» SET PROBLEM
Extract all of the entries and give them again, word for word.

» SOURCE MATERIAL
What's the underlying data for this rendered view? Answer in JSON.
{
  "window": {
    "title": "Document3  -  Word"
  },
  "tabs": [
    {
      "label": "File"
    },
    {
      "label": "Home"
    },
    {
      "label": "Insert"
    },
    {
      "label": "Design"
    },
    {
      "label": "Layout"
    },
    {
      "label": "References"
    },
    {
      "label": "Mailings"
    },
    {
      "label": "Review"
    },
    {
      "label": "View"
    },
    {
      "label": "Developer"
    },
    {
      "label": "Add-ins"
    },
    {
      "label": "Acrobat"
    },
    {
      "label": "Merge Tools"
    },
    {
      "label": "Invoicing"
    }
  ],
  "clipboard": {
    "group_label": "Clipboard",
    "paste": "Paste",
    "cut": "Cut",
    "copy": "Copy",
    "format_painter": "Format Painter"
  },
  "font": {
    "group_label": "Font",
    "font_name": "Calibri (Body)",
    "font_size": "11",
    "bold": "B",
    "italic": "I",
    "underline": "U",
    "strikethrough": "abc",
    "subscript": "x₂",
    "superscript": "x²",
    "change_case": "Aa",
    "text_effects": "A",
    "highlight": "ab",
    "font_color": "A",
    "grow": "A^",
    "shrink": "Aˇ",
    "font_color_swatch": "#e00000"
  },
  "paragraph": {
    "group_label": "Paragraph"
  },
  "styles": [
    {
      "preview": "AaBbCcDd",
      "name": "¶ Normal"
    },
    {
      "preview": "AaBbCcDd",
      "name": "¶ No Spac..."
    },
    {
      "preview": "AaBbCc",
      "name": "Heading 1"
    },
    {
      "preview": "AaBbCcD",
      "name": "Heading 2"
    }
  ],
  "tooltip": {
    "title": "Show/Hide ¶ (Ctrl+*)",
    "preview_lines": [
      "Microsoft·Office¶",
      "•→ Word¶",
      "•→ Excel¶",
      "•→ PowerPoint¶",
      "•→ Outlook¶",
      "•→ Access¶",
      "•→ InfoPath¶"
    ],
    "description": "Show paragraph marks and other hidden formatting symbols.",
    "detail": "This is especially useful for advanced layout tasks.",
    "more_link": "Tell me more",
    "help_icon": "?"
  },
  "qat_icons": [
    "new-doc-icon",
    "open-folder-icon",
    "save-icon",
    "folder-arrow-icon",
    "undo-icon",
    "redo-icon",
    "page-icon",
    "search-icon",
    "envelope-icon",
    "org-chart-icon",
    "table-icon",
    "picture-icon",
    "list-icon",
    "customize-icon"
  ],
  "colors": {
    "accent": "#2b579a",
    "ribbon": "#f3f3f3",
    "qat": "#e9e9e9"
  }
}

» WRITTEN ANSWER
What's the underlying data for this rendered view? Answer in JSON.
{
  "window": {
    "title": "Document3  -  Word"
  },
  "tabs": [
    {
      "label": "File"
    },
    {
      "label": "Home"
    },
    {
      "label": "Insert"
    },
    {
      "label": "Design"
    },
    {
      "label": "Layout"
    },
    {
      "label": "References"
    },
    {
      "label": "Mailings"
    },
    {
      "label": "Review"
    },
    {
      "label": "View"
    },
    {
      "label": "Developer"
    },
    {
      "label": "Add-ins"
    },
    {
      "label": "Acrobat"
    },
    {
      "label": "Merge Tools"
    },
    {
      "label": "Invoicing"
    }
  ],
  "clipboard": {
    "group_label": "Clipboard",
    "paste": "Paste",
    "cut": "Cut",
    "copy": "Copy",
    "format_painter": "Format Painter"
  },
  "font": {
    "group_label": "Font",
    "font_name": "Calibri (Body)",
    "font_size": "11",
    "bold": "B",
    "italic": "I",
    "underline": "U",
    "strikethrough": "abc",
    "subscript": "x₂",
    "superscript": "x²",
    "change_case": "Aa",
    "text_effects": "A",
    "highlight": "ab",
    "font_color": "A",
    "grow": "A^",
    "shrink": "Aˇ",
    "font_color_swatch": "#e00000"
  },
  "paragraph": {
    "group_label": "Paragraph"
  },
  "styles": [
    {
      "preview": "AaBbCcDd",
      "name": "¶ Normal"
    },
    {
      "preview": "AaBbCcDd",
      "name": "¶ No Spac..."
    },
    {
      "preview": "AaBbCc",
      "name": "Heading 1"
    },
    {
      "preview": "AaBbCcD",
      "name": "Heading 2"
    }
  ],
  "tooltip": {
    "title": "Show/Hide ¶ (Ctrl+*)",
    "preview_lines": [
      "Microsoft·Office¶",
      "•→ Word¶",
      "•→ Excel¶",
      "•→ PowerPoint¶",
      "•→ Outlook¶",
      "•→ Access¶",
      "•→ InfoPath¶"
    ],
    "description": "Show paragraph marks and other hidden formatting symbols.",
    "detail": "This is especially useful for advanced layout tasks.",
    "more_link": "Tell me more",
    "help_icon": "?"
  },
  "qat_icons": [
    "new-doc-icon",
    "open-folder-icon",
    "save-icon",
    "folder-arrow-icon",
    "undo-icon",
    "redo-icon",
    "page-icon",
    "search-icon",
    "envelope-icon",
    "org-chart-icon",
    "table-icon",
    "picture-icon",
    "list-icon",
    "customize-icon"
  ],
  "colors": {
    "accent": "#2b579a",
    "ribbon": "#f3f3f3",
    "qat": "#e9e9e9"
  }
}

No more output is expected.